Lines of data
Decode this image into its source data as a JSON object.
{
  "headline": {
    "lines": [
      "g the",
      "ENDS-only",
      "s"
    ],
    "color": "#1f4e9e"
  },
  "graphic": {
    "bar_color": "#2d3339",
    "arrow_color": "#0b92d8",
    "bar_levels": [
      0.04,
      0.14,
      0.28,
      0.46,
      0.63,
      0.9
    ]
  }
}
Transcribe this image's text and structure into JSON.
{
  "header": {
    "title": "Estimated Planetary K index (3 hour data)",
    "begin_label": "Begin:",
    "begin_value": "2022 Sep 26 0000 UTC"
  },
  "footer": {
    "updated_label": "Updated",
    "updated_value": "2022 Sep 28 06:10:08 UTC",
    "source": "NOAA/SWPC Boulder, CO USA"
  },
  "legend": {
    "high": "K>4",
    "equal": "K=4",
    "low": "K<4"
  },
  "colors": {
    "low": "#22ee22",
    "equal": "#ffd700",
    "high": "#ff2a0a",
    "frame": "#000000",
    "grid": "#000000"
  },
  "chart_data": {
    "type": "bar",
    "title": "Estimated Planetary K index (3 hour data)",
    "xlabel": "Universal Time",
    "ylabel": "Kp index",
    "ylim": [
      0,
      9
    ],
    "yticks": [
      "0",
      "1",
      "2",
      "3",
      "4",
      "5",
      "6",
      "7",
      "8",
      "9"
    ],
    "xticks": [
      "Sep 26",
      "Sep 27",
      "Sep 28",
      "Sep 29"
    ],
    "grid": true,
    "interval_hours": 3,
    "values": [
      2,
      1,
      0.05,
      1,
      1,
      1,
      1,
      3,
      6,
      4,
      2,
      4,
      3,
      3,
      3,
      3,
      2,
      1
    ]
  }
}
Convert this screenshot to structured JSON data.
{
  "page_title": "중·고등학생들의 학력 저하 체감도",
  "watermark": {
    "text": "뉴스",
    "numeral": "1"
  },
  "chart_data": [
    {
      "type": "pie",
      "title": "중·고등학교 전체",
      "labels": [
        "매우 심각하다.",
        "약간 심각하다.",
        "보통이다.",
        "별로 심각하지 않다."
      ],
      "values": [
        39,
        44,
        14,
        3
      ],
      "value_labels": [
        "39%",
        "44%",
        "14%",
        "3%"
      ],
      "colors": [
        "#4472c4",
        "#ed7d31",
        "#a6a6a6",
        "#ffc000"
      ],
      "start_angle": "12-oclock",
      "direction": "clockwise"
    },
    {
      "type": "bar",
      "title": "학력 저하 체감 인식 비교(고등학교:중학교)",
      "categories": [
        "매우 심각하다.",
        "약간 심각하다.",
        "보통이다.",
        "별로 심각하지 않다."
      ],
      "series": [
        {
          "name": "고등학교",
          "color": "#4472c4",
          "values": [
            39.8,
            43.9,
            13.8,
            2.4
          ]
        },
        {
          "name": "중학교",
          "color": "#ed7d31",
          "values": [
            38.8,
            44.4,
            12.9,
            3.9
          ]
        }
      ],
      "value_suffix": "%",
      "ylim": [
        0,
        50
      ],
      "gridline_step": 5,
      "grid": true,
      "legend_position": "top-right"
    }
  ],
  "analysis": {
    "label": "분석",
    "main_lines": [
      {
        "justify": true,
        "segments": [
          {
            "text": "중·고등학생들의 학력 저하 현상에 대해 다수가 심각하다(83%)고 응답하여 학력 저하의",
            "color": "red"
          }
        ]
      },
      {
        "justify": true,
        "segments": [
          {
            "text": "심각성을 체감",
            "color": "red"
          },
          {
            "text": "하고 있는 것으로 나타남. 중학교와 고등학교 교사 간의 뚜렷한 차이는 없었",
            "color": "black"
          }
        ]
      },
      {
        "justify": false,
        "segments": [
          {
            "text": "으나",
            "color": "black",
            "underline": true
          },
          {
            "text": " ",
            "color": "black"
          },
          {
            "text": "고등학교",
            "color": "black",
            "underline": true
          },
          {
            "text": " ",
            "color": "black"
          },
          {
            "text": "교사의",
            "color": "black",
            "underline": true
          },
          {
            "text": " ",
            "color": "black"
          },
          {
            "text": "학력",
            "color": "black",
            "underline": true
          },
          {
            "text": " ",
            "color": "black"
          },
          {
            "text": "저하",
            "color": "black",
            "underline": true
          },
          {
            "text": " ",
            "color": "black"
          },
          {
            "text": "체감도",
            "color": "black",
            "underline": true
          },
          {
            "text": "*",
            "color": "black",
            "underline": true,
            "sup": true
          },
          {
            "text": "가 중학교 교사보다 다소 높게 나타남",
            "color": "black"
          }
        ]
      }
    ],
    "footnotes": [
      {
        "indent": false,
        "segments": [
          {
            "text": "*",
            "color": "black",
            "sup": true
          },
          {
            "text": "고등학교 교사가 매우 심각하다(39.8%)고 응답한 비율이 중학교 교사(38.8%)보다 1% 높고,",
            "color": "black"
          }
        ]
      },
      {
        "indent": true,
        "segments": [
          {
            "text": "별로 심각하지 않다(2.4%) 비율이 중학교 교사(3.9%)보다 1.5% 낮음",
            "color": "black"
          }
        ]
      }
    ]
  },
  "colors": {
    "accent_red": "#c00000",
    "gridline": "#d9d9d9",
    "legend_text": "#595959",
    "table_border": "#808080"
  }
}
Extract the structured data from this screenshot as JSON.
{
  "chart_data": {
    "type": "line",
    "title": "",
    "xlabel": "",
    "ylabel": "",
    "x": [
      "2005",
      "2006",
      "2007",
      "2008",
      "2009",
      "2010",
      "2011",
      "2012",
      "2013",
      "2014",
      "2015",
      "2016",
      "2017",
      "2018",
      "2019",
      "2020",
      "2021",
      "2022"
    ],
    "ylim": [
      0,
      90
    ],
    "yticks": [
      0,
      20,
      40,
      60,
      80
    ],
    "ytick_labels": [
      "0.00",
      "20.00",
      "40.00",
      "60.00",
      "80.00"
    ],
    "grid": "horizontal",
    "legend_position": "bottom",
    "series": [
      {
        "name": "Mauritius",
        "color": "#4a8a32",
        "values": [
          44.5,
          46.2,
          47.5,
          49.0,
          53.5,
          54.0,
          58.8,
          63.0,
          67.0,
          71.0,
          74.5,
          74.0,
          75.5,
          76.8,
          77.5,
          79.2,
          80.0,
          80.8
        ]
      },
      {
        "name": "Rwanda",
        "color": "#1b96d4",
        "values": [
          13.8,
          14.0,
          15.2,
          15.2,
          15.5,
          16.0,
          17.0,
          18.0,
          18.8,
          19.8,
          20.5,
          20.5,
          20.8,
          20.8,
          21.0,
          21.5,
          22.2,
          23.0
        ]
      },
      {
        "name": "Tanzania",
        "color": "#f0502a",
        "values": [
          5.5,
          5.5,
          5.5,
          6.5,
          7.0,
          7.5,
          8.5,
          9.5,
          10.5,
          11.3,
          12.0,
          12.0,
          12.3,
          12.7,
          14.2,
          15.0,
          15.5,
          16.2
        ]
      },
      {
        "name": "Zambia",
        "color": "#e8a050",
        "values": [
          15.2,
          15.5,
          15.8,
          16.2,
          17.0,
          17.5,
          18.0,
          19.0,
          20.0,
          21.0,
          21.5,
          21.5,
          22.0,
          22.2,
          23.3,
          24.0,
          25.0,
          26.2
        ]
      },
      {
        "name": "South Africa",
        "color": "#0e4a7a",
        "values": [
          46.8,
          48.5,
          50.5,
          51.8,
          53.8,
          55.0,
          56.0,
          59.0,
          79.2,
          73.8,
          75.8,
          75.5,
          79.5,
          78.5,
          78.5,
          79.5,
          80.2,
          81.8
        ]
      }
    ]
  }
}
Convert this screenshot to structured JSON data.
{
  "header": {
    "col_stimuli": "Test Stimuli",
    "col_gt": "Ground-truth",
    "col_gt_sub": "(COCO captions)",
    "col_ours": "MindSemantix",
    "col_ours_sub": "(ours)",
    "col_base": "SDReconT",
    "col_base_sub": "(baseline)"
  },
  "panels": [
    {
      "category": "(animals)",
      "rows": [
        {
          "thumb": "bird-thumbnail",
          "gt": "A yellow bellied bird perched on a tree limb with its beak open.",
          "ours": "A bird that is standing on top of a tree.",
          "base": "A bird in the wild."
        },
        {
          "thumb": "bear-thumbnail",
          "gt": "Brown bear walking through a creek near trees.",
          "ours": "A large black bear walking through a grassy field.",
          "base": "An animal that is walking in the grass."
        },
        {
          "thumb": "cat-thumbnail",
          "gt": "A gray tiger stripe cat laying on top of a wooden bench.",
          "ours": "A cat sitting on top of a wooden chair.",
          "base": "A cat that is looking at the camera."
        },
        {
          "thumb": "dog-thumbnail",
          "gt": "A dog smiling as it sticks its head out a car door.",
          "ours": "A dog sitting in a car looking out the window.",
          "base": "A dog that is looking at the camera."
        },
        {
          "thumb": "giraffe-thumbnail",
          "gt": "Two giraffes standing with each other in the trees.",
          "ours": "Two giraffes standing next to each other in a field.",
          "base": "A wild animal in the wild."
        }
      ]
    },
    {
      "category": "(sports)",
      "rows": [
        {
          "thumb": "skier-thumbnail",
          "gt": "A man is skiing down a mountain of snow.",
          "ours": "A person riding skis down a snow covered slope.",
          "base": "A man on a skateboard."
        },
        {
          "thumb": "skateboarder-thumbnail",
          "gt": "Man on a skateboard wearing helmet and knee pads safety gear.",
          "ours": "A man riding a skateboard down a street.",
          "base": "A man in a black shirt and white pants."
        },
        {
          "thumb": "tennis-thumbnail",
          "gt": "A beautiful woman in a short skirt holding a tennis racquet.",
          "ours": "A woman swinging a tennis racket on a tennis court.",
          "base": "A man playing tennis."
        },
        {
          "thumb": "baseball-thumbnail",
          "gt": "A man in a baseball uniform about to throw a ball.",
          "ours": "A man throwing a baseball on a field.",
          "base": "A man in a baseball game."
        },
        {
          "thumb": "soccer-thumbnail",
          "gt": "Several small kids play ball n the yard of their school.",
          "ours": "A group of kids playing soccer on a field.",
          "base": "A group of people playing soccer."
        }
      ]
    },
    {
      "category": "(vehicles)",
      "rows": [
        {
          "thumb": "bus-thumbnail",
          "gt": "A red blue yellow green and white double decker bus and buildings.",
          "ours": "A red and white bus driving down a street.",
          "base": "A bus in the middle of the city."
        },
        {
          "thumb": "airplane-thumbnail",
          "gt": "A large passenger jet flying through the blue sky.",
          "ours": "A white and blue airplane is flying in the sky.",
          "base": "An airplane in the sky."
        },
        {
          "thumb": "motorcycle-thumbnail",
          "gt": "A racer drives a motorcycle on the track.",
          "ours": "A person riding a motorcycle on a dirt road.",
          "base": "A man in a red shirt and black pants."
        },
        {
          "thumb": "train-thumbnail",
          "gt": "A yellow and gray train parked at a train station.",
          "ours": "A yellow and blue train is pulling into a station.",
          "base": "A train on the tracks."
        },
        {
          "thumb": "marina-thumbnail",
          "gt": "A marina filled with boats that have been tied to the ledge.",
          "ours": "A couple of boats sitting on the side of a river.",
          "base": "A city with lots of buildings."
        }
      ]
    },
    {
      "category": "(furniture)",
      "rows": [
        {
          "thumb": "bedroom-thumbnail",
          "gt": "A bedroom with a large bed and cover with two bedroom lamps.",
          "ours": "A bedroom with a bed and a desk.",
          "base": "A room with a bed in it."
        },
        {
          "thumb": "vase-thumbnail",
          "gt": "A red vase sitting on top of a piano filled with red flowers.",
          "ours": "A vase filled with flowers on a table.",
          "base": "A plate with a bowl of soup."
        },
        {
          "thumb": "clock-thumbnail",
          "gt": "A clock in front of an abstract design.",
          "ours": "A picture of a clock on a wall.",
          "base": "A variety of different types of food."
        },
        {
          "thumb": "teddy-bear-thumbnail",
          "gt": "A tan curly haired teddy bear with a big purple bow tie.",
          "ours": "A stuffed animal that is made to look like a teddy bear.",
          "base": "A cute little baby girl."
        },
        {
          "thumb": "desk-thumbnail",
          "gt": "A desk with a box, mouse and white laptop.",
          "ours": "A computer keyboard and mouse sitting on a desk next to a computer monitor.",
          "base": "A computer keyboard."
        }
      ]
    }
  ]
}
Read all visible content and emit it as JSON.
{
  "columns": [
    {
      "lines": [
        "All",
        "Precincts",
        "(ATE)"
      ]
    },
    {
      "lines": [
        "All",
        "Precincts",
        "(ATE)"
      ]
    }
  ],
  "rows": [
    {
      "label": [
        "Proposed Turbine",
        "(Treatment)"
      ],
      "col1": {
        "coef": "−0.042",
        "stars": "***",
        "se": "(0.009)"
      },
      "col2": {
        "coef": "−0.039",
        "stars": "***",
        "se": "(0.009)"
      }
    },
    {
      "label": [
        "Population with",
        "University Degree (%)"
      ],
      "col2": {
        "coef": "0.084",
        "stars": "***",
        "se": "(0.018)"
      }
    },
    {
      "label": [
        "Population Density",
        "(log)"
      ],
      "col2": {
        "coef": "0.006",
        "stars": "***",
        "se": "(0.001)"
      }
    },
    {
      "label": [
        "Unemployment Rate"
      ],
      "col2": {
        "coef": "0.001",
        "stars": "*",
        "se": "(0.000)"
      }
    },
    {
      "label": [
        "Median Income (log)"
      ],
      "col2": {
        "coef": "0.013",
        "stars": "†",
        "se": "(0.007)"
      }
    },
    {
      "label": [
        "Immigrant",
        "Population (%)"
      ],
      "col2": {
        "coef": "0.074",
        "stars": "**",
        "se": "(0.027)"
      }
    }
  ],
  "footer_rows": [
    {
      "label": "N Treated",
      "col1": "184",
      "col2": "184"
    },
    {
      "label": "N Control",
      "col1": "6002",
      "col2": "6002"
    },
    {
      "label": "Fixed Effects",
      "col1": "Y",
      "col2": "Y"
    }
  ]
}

What is being asked> Find the line containing "Read all visible content and emit it as JSON." in the material above. Print it and every line after it through the end, exactly and only those.

Solved exercise>
Read all visible content and emit it as JSON.
{
  "columns": [
    {
      "lines": [
        "All",
        "Precincts",
        "(ATE)"
      ]
    },
    {
      "lines": [
        "All",
        "Precincts",
        "(ATE)"
      ]
    }
  ],
  "rows": [
    {
      "label": [
        "Proposed Turbine",
        "(Treatment)"
      ],
      "col1": {
        "coef": "−0.042",
        "stars": "***",
        "se": "(0.009)"
      },
      "col2": {
        "coef": "−0.039",
        "stars": "***",
        "se": "(0.009)"
      }
    },
    {
      "label": [
        "Population with",
        "University Degree (%)"
      ],
      "col2": {
        "coef": "0.084",
        "stars": "***",
        "se": "(0.018)"
      }
    },
    {
      "label": [
        "Population Density",
        "(log)"
      ],
      "col2": {
        "coef": "0.006",
        "stars": "***",
        "se": "(0.001)"
      }
    },
    {
      "label": [
        "Unemployment Rate"
      ],
      "col2": {
        "coef": "0.001",
        "stars": "*",
        "se": "(0.000)"
      }
    },
    {
      "label": [
        "Median Income (log)"
      ],
      "col2": {
        "coef": "0.013",
        "stars": "†",
        "se": "(0.007)"
      }
    },
    {
      "label": [
        "Immigrant",
        "Population (%)"
      ],
      "col2": {
        "coef": "0.074",
        "stars": "**",
        "se": "(0.027)"
      }
    }
  ],
  "footer_rows": [
    {
      "label": "N Treated",
      "col1": "184",
      "col2": "184"
    },
    {
      "label": "N Control",
      "col1": "6002",
      "col2": "6002"
    },
    {
      "label": "Fixed Effects",
      "col1": "Y",
      "col2": "Y"
    }
  ]
}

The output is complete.